_Records for processing_

● ● ● ● ● ● ●

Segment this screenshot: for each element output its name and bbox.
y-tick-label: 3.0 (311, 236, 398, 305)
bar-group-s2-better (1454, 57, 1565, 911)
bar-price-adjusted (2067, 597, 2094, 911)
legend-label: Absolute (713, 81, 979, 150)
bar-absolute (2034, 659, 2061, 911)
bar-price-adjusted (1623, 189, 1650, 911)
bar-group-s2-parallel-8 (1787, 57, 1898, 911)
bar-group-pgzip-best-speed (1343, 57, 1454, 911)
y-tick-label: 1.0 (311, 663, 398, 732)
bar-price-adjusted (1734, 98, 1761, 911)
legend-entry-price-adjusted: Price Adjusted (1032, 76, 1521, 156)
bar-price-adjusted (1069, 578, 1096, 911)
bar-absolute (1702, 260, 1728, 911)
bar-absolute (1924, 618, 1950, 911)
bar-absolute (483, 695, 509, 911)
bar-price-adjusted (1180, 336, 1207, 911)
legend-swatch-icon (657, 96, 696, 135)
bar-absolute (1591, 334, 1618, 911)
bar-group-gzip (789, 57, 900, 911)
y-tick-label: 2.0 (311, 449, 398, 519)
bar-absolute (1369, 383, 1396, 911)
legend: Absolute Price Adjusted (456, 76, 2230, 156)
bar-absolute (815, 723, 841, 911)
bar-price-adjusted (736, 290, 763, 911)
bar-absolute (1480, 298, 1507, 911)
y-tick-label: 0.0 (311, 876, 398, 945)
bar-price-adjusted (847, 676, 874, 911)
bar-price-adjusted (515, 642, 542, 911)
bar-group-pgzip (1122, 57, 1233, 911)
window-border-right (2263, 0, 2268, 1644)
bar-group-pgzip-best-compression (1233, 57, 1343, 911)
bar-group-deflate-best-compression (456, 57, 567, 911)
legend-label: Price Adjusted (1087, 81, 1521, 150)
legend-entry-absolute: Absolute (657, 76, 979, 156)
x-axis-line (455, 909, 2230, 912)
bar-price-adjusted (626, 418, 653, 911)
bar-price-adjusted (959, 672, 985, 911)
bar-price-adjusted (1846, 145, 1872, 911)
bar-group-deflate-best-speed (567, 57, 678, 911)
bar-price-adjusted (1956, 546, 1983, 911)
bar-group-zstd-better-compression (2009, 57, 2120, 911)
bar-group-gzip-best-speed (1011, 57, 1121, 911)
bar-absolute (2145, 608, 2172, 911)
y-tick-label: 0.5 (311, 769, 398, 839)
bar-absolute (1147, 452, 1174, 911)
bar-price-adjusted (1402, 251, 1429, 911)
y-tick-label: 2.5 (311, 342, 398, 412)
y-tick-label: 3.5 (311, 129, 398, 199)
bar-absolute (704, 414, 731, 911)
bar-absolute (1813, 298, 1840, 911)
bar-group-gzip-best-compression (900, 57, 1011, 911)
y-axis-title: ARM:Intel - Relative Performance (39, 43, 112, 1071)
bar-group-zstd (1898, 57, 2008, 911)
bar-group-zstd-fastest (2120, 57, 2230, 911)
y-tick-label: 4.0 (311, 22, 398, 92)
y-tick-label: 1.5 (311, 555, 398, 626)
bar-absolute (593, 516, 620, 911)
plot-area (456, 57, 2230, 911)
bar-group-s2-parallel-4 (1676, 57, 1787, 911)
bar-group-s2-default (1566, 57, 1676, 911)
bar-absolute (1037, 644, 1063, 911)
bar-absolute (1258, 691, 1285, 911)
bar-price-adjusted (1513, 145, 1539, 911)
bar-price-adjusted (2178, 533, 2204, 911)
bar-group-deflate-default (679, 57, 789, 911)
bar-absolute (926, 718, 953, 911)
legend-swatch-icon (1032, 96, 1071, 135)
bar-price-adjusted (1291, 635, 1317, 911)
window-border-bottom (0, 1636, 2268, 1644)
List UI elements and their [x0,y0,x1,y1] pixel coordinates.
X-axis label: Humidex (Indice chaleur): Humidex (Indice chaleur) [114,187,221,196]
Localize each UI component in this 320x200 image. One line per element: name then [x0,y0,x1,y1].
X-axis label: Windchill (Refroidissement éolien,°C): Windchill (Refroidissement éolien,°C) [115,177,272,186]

● ● ● ● ● ● ●

Return every line of the data above word for word, in the same order.

_The response_
Segment this screenshot: for each element output its name and bbox.
y-tick-label: 3.0 (311, 236, 398, 305)
bar-group-s2-better (1454, 57, 1565, 911)
bar-price-adjusted (2067, 597, 2094, 911)
legend-label: Absolute (713, 81, 979, 150)
bar-absolute (2034, 659, 2061, 911)
bar-price-adjusted (1623, 189, 1650, 911)
bar-group-s2-parallel-8 (1787, 57, 1898, 911)
bar-group-pgzip-best-speed (1343, 57, 1454, 911)
y-tick-label: 1.0 (311, 663, 398, 732)
bar-price-adjusted (1734, 98, 1761, 911)
legend-entry-price-adjusted: Price Adjusted (1032, 76, 1521, 156)
bar-price-adjusted (1069, 578, 1096, 911)
bar-absolute (1702, 260, 1728, 911)
bar-absolute (1924, 618, 1950, 911)
bar-absolute (483, 695, 509, 911)
bar-price-adjusted (1180, 336, 1207, 911)
legend-swatch-icon (657, 96, 696, 135)
bar-absolute (1591, 334, 1618, 911)
bar-group-gzip (789, 57, 900, 911)
y-tick-label: 2.0 (311, 449, 398, 519)
bar-absolute (1369, 383, 1396, 911)
legend: Absolute Price Adjusted (456, 76, 2230, 156)
bar-absolute (815, 723, 841, 911)
bar-price-adjusted (736, 290, 763, 911)
bar-absolute (1480, 298, 1507, 911)
y-tick-label: 0.0 (311, 876, 398, 945)
bar-price-adjusted (847, 676, 874, 911)
bar-price-adjusted (515, 642, 542, 911)
bar-group-pgzip (1122, 57, 1233, 911)
window-border-right (2263, 0, 2268, 1644)
bar-group-pgzip-best-compression (1233, 57, 1343, 911)
bar-group-deflate-best-compression (456, 57, 567, 911)
legend-label: Price Adjusted (1087, 81, 1521, 150)
legend-entry-absolute: Absolute (657, 76, 979, 156)
x-axis-line (455, 909, 2230, 912)
bar-price-adjusted (626, 418, 653, 911)
bar-price-adjusted (959, 672, 985, 911)
bar-price-adjusted (1846, 145, 1872, 911)
bar-group-deflate-best-speed (567, 57, 678, 911)
bar-price-adjusted (1956, 546, 1983, 911)
bar-group-zstd-better-compression (2009, 57, 2120, 911)
bar-group-gzip-best-speed (1011, 57, 1121, 911)
bar-absolute (2145, 608, 2172, 911)
y-tick-label: 0.5 (311, 769, 398, 839)
bar-absolute (1147, 452, 1174, 911)
bar-price-adjusted (1402, 251, 1429, 911)
y-tick-label: 2.5 (311, 342, 398, 412)
y-tick-label: 3.5 (311, 129, 398, 199)
bar-absolute (704, 414, 731, 911)
bar-absolute (1813, 298, 1840, 911)
bar-group-gzip-best-compression (900, 57, 1011, 911)
y-axis-title: ARM:Intel - Relative Performance (39, 43, 112, 1071)
bar-group-zstd (1898, 57, 2008, 911)
bar-group-zstd-fastest (2120, 57, 2230, 911)
y-tick-label: 4.0 (311, 22, 398, 92)
y-tick-label: 1.5 (311, 555, 398, 626)
bar-absolute (593, 516, 620, 911)
plot-area (456, 57, 2230, 911)
bar-group-s2-parallel-4 (1676, 57, 1787, 911)
bar-group-s2-default (1566, 57, 1676, 911)
bar-absolute (1037, 644, 1063, 911)
bar-absolute (1258, 691, 1285, 911)
bar-price-adjusted (1513, 145, 1539, 911)
bar-price-adjusted (2178, 533, 2204, 911)
bar-group-deflate-default (679, 57, 789, 911)
bar-absolute (926, 718, 953, 911)
legend-swatch-icon (1032, 96, 1071, 135)
bar-price-adjusted (1291, 635, 1317, 911)
window-border-bottom (0, 1636, 2268, 1644)
List UI elements and their [x0,y0,x1,y1] pixel coordinates.
X-axis label: Humidex (Indice chaleur): Humidex (Indice chaleur) [114,187,221,196]
Localize each UI component in this 320x200 image. One line per element: name then [x0,y0,x1,y1].
X-axis label: Windchill (Refroidissement éolien,°C): Windchill (Refroidissement éolien,°C) [115,177,272,186]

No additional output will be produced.